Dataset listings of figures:
───

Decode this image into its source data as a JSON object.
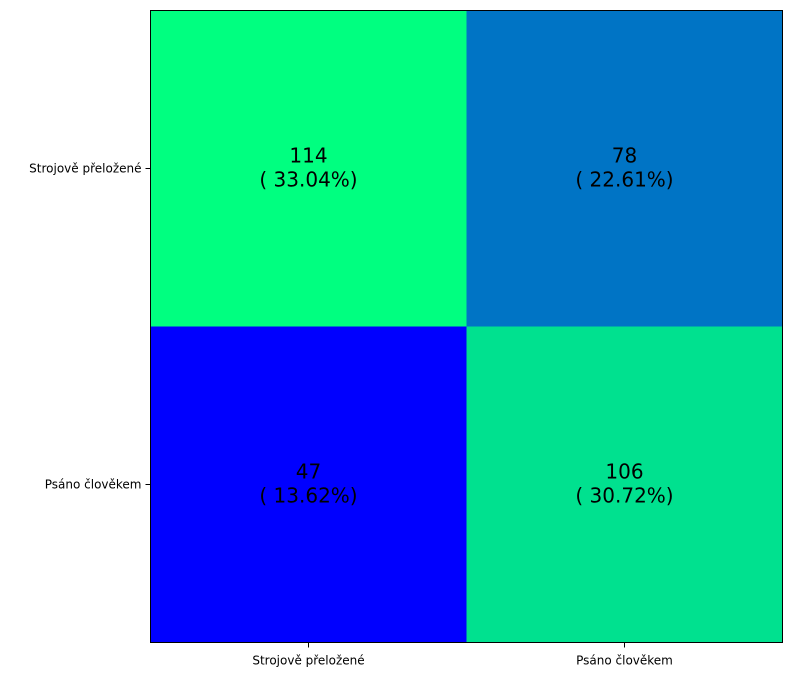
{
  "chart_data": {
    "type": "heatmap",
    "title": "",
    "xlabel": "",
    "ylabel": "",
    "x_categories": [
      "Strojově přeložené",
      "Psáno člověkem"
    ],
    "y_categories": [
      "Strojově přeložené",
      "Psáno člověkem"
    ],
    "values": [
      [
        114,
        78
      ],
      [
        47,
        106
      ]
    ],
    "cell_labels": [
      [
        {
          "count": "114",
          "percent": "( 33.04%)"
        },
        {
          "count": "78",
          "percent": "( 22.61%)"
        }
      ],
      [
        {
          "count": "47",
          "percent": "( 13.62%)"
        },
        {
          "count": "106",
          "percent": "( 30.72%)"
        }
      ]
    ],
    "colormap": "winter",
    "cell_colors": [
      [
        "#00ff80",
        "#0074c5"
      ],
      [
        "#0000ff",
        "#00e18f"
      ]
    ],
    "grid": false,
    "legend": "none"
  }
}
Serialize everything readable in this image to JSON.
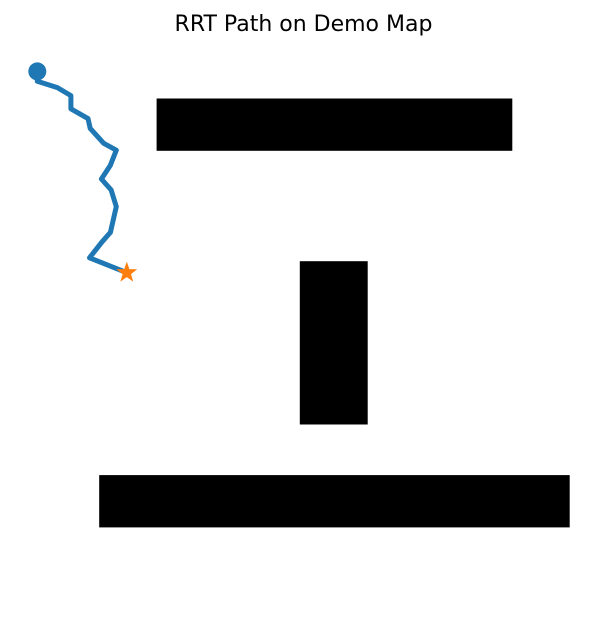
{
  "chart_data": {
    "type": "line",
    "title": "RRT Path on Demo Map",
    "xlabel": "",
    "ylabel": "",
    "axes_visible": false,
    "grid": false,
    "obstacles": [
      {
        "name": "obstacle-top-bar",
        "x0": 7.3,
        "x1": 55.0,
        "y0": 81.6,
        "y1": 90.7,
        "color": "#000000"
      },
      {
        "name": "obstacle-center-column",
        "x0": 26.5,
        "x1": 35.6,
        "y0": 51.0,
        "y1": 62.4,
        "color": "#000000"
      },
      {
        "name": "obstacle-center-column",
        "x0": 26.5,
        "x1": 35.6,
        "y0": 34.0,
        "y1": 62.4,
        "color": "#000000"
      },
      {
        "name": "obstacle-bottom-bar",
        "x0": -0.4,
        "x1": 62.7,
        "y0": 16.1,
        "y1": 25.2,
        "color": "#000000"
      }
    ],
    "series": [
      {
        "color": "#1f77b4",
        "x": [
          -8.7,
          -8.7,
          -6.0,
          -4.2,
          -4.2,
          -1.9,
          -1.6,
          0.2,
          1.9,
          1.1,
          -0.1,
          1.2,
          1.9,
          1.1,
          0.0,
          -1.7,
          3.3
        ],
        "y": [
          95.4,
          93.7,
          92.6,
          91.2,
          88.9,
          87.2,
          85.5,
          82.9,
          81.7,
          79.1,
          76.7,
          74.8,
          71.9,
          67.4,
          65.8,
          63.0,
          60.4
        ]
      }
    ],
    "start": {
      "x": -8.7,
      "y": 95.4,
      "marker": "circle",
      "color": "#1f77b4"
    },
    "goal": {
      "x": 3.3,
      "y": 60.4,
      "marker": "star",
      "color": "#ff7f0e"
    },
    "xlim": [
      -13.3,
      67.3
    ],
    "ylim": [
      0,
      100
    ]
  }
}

───

Reproduce the material in full, word for word, and omit the pictures.

■ **TASK OUTPUT**
Decode this image into its source data as a JSON object.
{
  "chart_data": {
    "type": "heatmap",
    "title": "",
    "xlabel": "",
    "ylabel": "",
    "x_categories": [
      "Strojově přeložené",
      "Psáno člověkem"
    ],
    "y_categories": [
      "Strojově přeložené",
      "Psáno člověkem"
    ],
    "values": [
      [
        114,
        78
      ],
      [
        47,
        106
      ]
    ],
    "cell_labels": [
      [
        {
          "count": "114",
          "percent": "( 33.04%)"
        },
        {
          "count": "78",
          "percent": "( 22.61%)"
        }
      ],
      [
        {
          "count": "47",
          "percent": "( 13.62%)"
        },
        {
          "count": "106",
          "percent": "( 30.72%)"
        }
      ]
    ],
    "colormap": "winter",
    "cell_colors": [
      [
        "#00ff80",
        "#0074c5"
      ],
      [
        "#0000ff",
        "#00e18f"
      ]
    ],
    "grid": false,
    "legend": "none"
  }
}
Serialize everything readable in this image to JSON.
{
  "chart_data": {
    "type": "line",
    "title": "RRT Path on Demo Map",
    "xlabel": "",
    "ylabel": "",
    "axes_visible": false,
    "grid": false,
    "obstacles": [
      {
        "name": "obstacle-top-bar",
        "x0": 7.3,
        "x1": 55.0,
        "y0": 81.6,
        "y1": 90.7,
        "color": "#000000"
      },
      {
        "name": "obstacle-center-column",
        "x0": 26.5,
        "x1": 35.6,
        "y0": 51.0,
        "y1": 62.4,
        "color": "#000000"
      },
      {
        "name": "obstacle-center-column",
        "x0": 26.5,
        "x1": 35.6,
        "y0": 34.0,
        "y1": 62.4,
        "color": "#000000"
      },
      {
        "name": "obstacle-bottom-bar",
        "x0": -0.4,
        "x1": 62.7,
        "y0": 16.1,
        "y1": 25.2,
        "color": "#000000"
      }
    ],
    "series": [
      {
        "color": "#1f77b4",
        "x": [
          -8.7,
          -8.7,
          -6.0,
          -4.2,
          -4.2,
          -1.9,
          -1.6,
          0.2,
          1.9,
          1.1,
          -0.1,
          1.2,
          1.9,
          1.1,
          0.0,
          -1.7,
          3.3
        ],
        "y": [
          95.4,
          93.7,
          92.6,
          91.2,
          88.9,
          87.2,
          85.5,
          82.9,
          81.7,
          79.1,
          76.7,
          74.8,
          71.9,
          67.4,
          65.8,
          63.0,
          60.4
        ]
      }
    ],
    "start": {
      "x": -8.7,
      "y": 95.4,
      "marker": "circle",
      "color": "#1f77b4"
    },
    "goal": {
      "x": 3.3,
      "y": 60.4,
      "marker": "star",
      "color": "#ff7f0e"
    },
    "xlim": [
      -13.3,
      67.3
    ],
    "ylim": [
      0,
      100
    ]
  }
}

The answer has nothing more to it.